» Consigne:
Dans l'extrait du document, quels mots désignent ce dont se contente l'esprit public ? Donnez-les tous.

Par Joie Des Mots
Par Fabrice Nicolino
Ce n’est qu’un signe parmi des milliards d’autres. Le signe en tout cas que l’esprit public se contente d’inepties. De billevesées, sornettes et coquecigrues, qu’on pardonne mon usage des synonymes. Alors même que la pensée vive devrait se concentrer sur l’essentiel, et cet essentiel ne saurait être autre chose que la crise écologique, elle se perd dans les sables du désert de l’intelligence. Regardez, oui regardez bien la photo ci-dessous, tirée d’un article de Libération de ce 12 juillet 2012.
Ce journal, né en 1973, avait alors pour bannière : « Peuple, prends la parole et garde
là ». Aujourd’hui, voici comment débute l’article qui accompagne la photo : « Qu’on se le dise : Jean-François Copé a déjeuné hier avec Nicolas Sarkozy.
Opportunément alerté, un photographe de l’AFP a surpris le secrétaire général de l’UMP sur le chemin de ce rendez-vous, auquel s’était joint Brice Hortefeux, gardien du
temple sarkozyste ».
Un journaliste professionnel de l’AFP a donc, sur ordre bien sûr, attendu Copé sur un trottoir parisien, après arrangement avec son staff pour régler les questions
d’horaire. La photo publiée aurait pu être prise deux ans avant, cinq ans plus tard, sans que rien n’en soit changé. Elle dit à la perfection le vide dans lequel nous acceptons tous de vivre.
Jusqu’à cette fausse distance prise par le journaliste de Libération, qui tente sans y parvenir de nous faire croire qu’il n’est pas dupe. Eh si ! il l’est. Il est la
dupe que l’on espérait, et il nous prend du même coup pour ses pigeons. En quoi il a raison.
Attention les yeux : le 14 juillet,
dans le cadre de l’entretien télévisé coutumier du président de la République, il est question que François Hollande aborde la question du tweet que sa nana, Valérie
Trierweiler a envoyé en juin au candidat « dissident » de La Rochelle, Olivier Forlani. Je n’en dors plus.

» Données affichées:
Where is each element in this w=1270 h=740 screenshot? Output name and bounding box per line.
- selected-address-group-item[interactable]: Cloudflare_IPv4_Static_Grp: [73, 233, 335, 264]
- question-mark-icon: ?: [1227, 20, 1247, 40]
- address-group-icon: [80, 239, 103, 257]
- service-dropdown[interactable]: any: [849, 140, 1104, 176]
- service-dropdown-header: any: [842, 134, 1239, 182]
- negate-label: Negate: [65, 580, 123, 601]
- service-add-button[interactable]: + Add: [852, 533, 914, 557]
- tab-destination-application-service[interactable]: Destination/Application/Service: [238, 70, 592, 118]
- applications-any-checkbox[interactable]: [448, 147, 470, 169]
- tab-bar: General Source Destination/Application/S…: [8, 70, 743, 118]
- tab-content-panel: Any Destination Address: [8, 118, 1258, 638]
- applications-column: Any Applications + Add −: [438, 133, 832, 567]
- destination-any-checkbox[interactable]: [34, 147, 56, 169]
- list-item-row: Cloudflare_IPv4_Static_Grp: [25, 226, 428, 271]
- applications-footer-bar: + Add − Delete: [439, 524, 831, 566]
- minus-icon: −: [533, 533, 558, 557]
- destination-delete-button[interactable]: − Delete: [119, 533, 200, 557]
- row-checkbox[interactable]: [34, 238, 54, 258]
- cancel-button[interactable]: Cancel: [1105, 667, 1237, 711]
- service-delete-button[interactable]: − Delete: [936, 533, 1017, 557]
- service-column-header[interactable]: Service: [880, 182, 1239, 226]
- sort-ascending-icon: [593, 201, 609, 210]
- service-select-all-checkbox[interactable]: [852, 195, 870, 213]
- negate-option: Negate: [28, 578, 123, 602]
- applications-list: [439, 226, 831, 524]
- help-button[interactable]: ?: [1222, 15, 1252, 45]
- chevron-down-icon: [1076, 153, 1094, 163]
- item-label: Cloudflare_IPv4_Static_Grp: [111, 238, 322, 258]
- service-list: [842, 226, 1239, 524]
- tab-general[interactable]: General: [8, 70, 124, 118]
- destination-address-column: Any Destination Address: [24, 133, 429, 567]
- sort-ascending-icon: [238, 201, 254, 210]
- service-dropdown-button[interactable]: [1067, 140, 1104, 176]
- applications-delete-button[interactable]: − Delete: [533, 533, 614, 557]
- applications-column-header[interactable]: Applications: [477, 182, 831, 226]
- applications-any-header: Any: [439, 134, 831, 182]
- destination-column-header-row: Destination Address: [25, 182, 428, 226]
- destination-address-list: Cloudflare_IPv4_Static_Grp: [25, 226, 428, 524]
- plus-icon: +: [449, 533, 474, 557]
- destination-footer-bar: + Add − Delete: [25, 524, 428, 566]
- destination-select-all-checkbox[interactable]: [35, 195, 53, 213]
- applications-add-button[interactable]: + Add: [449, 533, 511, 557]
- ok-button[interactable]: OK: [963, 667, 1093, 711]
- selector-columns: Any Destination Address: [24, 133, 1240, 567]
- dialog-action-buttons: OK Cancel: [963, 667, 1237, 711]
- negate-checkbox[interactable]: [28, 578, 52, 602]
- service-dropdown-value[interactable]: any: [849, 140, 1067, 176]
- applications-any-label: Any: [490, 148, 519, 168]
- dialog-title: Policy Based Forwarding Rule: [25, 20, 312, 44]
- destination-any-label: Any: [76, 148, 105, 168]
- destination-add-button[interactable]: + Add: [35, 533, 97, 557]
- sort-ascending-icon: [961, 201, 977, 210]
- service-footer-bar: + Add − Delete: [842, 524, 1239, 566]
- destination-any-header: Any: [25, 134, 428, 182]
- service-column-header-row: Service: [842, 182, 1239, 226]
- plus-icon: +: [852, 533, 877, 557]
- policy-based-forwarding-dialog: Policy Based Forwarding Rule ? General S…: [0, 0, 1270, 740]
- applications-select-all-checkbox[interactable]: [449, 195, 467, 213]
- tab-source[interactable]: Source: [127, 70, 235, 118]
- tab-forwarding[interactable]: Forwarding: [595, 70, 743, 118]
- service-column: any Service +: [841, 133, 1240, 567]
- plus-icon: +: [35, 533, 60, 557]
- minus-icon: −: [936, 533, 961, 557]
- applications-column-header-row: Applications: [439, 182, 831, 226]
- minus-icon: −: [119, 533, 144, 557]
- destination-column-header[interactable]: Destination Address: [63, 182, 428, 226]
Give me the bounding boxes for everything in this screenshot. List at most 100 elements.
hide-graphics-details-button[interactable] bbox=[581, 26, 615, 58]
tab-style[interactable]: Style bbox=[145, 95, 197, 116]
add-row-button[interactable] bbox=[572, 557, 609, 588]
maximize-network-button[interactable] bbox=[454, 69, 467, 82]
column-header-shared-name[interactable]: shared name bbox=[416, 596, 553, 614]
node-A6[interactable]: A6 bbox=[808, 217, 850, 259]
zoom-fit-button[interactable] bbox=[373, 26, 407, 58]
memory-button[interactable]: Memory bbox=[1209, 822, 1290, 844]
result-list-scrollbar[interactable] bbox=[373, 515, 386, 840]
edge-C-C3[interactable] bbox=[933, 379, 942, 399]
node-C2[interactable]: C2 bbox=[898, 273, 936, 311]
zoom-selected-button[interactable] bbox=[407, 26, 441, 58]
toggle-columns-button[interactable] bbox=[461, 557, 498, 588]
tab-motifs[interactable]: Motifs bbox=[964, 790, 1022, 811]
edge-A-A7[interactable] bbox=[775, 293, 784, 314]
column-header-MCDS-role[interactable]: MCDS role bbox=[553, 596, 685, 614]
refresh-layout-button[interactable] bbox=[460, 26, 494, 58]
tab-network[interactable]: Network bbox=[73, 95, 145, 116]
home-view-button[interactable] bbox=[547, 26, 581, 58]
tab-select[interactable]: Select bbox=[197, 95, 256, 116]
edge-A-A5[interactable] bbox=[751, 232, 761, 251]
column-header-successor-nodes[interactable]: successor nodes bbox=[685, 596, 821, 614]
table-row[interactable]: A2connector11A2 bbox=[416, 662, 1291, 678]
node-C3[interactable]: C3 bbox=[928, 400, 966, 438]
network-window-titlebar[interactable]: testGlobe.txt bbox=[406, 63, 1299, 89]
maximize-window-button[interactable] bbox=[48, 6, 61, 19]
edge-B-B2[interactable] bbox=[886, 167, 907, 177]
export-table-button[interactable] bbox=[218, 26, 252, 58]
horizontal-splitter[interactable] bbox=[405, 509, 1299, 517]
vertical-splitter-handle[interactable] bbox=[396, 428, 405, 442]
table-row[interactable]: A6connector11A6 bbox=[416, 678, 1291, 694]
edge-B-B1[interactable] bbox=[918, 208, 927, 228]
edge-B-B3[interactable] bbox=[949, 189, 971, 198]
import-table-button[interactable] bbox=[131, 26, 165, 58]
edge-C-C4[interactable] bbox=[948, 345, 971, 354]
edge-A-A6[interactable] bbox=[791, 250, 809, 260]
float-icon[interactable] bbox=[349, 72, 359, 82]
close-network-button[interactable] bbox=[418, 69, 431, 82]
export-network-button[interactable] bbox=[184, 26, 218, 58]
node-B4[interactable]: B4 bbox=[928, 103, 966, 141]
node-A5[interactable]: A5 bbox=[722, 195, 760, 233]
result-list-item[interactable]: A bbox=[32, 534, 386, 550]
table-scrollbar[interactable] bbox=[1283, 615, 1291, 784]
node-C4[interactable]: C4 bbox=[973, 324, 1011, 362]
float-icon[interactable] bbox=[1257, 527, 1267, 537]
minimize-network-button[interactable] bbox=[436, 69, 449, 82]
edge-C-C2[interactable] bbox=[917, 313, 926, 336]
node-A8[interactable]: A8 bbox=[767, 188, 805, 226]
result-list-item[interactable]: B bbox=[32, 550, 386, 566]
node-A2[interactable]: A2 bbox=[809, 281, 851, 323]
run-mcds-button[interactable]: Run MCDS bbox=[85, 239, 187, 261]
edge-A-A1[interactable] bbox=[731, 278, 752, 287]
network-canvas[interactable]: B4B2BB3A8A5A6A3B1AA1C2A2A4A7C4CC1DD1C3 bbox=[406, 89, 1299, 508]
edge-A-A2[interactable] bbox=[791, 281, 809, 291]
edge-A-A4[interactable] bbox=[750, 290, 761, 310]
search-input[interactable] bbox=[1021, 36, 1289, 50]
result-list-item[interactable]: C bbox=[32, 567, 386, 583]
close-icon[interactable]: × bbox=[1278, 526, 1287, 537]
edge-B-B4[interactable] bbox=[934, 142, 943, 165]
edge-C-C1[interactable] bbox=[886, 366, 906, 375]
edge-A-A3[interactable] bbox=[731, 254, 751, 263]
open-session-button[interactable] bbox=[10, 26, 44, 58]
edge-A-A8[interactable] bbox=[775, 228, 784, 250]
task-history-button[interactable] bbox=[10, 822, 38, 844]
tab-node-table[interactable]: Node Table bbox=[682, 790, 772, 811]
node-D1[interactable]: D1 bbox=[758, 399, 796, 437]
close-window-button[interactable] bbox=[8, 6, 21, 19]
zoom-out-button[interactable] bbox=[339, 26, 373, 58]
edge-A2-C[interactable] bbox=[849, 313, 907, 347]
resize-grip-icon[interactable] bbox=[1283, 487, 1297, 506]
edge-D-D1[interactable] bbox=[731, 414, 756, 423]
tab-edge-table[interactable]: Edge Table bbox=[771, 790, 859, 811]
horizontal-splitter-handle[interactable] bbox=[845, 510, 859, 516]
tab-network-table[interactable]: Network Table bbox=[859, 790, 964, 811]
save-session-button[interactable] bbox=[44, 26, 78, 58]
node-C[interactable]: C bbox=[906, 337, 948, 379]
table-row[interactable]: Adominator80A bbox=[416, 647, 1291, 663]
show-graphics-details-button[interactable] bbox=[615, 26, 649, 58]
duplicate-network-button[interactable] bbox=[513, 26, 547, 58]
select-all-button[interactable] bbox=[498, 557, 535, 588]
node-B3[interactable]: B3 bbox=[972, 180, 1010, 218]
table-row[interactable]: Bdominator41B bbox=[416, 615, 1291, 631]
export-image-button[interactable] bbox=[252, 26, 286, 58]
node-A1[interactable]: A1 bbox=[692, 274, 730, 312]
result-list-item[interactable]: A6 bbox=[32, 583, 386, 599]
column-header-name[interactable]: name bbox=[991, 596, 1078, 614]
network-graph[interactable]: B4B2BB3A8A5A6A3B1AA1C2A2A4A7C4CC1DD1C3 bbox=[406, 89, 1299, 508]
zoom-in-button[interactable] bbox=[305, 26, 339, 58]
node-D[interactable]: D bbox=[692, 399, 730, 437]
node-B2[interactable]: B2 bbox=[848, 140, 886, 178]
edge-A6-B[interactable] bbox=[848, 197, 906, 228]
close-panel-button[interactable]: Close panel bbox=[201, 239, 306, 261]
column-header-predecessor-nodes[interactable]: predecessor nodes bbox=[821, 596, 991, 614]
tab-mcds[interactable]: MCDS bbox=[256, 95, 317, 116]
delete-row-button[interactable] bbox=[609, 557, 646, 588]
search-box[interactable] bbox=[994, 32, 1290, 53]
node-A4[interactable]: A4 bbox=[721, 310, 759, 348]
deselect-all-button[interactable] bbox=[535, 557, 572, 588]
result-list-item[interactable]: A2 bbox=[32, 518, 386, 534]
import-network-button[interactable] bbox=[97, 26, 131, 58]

» Corrigé:
inepties, billevesées, sornettes, coquecigrues